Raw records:
· · · · · · ·
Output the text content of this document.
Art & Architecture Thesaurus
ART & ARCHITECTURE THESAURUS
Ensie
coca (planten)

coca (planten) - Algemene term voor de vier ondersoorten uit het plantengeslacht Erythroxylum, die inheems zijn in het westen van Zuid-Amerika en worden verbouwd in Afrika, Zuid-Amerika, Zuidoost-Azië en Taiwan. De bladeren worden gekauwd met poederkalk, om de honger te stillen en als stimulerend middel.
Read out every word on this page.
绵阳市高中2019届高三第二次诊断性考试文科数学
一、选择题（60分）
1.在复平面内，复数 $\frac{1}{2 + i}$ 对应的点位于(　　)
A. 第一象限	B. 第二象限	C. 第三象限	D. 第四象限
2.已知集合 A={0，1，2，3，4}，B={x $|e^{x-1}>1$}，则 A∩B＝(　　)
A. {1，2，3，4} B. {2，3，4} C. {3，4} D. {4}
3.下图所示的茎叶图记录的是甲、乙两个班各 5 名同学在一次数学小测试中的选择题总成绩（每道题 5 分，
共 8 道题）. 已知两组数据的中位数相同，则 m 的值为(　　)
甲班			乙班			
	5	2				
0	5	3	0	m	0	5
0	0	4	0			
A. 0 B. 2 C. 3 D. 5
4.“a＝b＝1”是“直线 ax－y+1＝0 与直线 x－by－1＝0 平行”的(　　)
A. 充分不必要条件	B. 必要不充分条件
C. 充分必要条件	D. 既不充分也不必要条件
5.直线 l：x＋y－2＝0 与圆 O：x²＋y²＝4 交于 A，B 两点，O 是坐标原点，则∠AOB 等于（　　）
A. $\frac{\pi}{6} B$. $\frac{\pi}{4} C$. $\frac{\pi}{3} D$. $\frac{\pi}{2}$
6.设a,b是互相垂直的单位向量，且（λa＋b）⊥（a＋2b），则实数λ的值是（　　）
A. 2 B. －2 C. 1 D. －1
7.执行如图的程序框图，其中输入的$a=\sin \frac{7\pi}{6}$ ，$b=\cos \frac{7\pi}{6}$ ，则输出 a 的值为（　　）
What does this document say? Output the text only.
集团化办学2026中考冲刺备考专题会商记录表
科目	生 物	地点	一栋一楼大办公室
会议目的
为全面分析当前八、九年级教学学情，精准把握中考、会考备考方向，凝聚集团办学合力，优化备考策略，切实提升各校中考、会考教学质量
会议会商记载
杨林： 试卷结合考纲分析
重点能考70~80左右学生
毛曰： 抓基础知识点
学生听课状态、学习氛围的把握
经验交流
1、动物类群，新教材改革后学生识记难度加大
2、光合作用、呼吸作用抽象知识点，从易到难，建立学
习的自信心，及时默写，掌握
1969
· · · · · · ·
## Task instructions
Exactly repeat the lines from the line that contains "Read out every word on this page." to the end of the entries, both included, and leave out all other lines.

## Reply to the task
Read out every word on this page.
绵阳市高中2019届高三第二次诊断性考试文科数学
一、选择题（60分）
1.在复平面内，复数 $\frac{1}{2 + i}$ 对应的点位于(　　)
A. 第一象限	B. 第二象限	C. 第三象限	D. 第四象限
2.已知集合 A={0，1，2，3，4}，B={x $|e^{x-1}>1$}，则 A∩B＝(　　)
A. {1，2，3，4} B. {2，3，4} C. {3，4} D. {4}
3.下图所示的茎叶图记录的是甲、乙两个班各 5 名同学在一次数学小测试中的选择题总成绩（每道题 5 分，
共 8 道题）. 已知两组数据的中位数相同，则 m 的值为(　　)
甲班			乙班			
	5	2				
0	5	3	0	m	0	5
0	0	4	0			
A. 0 B. 2 C. 3 D. 5
4.“a＝b＝1”是“直线 ax－y+1＝0 与直线 x－by－1＝0 平行”的(　　)
A. 充分不必要条件	B. 必要不充分条件
C. 充分必要条件	D. 既不充分也不必要条件
5.直线 l：x＋y－2＝0 与圆 O：x²＋y²＝4 交于 A，B 两点，O 是坐标原点，则∠AOB 等于（　　）
A. $\frac{\pi}{6} B$. $\frac{\pi}{4} C$. $\frac{\pi}{3} D$. $\frac{\pi}{2}$
6.设a,b是互相垂直的单位向量，且（λa＋b）⊥（a＋2b），则实数λ的值是（　　）
A. 2 B. －2 C. 1 D. －1
7.执行如图的程序框图，其中输入的$a=\sin \frac{7\pi}{6}$ ，$b=\cos \frac{7\pi}{6}$ ，则输出 a 的值为（　　）
What does this document say? Output the text only.
集团化办学2026中考冲刺备考专题会商记录表
科目	生 物	地点	一栋一楼大办公室
会议目的
为全面分析当前八、九年级教学学情，精准把握中考、会考备考方向，凝聚集团办学合力，优化备考策略，切实提升各校中考、会考教学质量
会议会商记载
杨林： 试卷结合考纲分析
重点能考70~80左右学生
毛曰： 抓基础知识点
学生听课状态、学习氛围的把握
经验交流
1、动物类群，新教材改革后学生识记难度加大
2、光合作用、呼吸作用抽象知识点，从易到难，建立学
习的自信心，及时默写，掌握
1969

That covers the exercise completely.